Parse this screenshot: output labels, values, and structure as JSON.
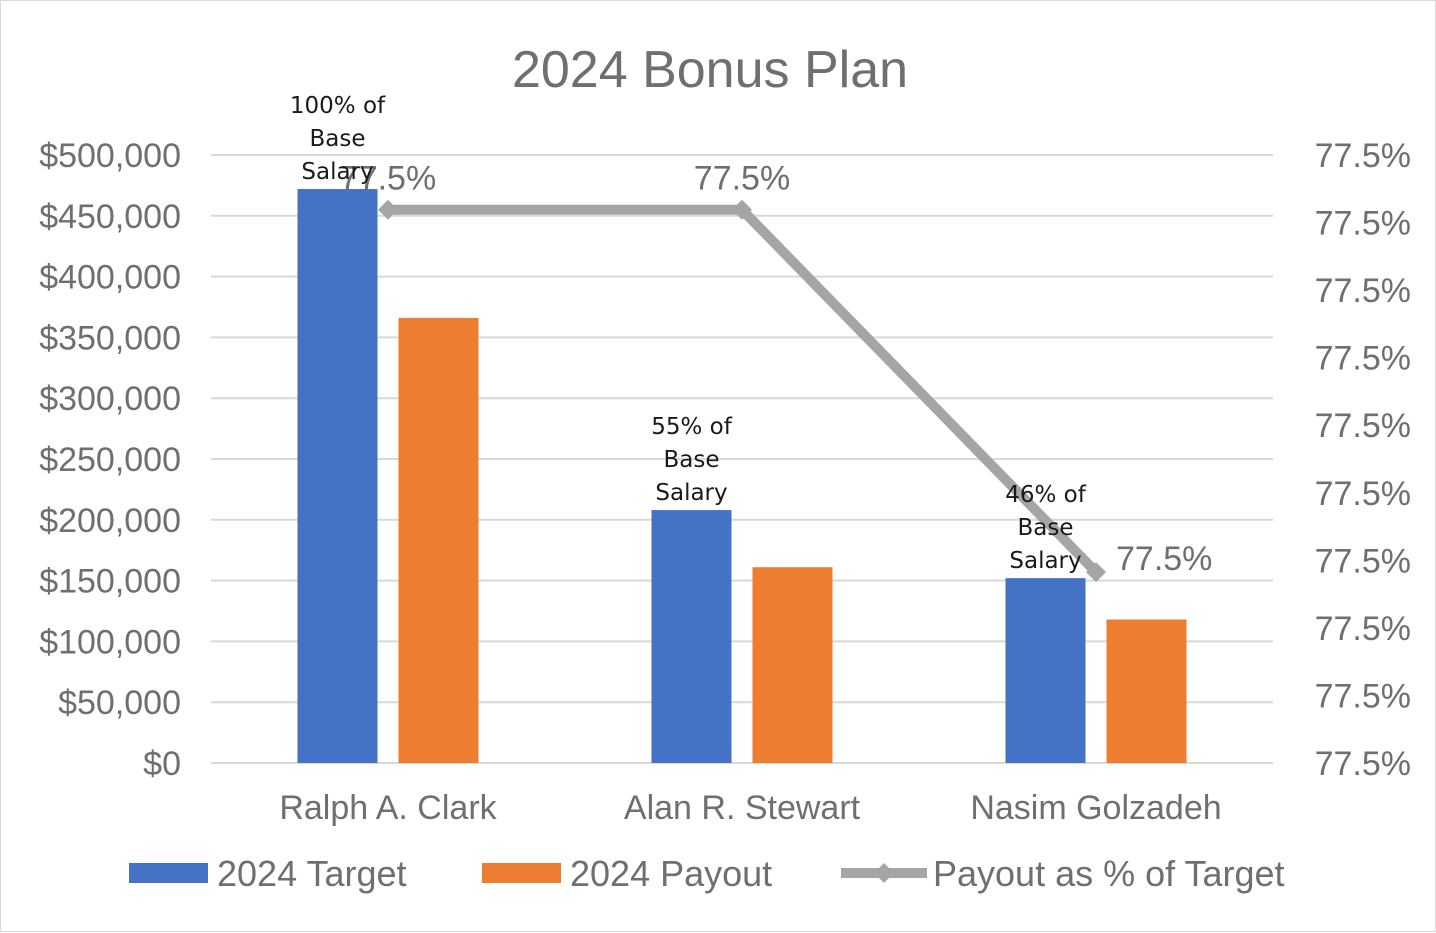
{
  "chart_data": {
    "type": "bar",
    "title": "2024 Bonus Plan",
    "categories": [
      "Ralph A. Clark",
      "Alan R. Stewart",
      "Nasim Golzadeh"
    ],
    "series": [
      {
        "name": "2024 Target",
        "type": "bar",
        "axis": "left",
        "color": "#4472c4",
        "values": [
          472000,
          208000,
          152000
        ]
      },
      {
        "name": "2024 Payout",
        "type": "bar",
        "axis": "left",
        "color": "#ed7d31",
        "values": [
          366000,
          161000,
          118000
        ]
      },
      {
        "name": "Payout as % of Target",
        "type": "line",
        "axis": "right",
        "color": "#a5a5a5",
        "values": [
          77.5,
          77.5,
          77.5
        ],
        "labels": [
          "77.5%",
          "77.5%",
          "77.5%"
        ],
        "label_positions": [
          455,
          455,
          157
        ]
      }
    ],
    "bar_annotations": [
      {
        "lines": [
          "100% of",
          "Base",
          "Salary"
        ]
      },
      {
        "lines": [
          "55% of",
          "Base",
          "Salary"
        ]
      },
      {
        "lines": [
          "46% of",
          "Base",
          "Salary"
        ]
      }
    ],
    "ylim": [
      0,
      500000
    ],
    "yticks": [
      "$0",
      "$50,000",
      "$100,000",
      "$150,000",
      "$200,000",
      "$250,000",
      "$300,000",
      "$350,000",
      "$400,000",
      "$450,000",
      "$500,000"
    ],
    "y2ticks": [
      "77.5%",
      "77.5%",
      "77.5%",
      "77.5%",
      "77.5%",
      "77.5%",
      "77.5%",
      "77.5%",
      "77.5%",
      "77.5%"
    ],
    "grid": true,
    "legend_position": "bottom"
  }
}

#### [Task to complete]
Find the lines containing "labels" and pull them out.

#### [Response to the exercise]
Parse this screenshot: output labels, values, and structure as JSON.
        "labels": [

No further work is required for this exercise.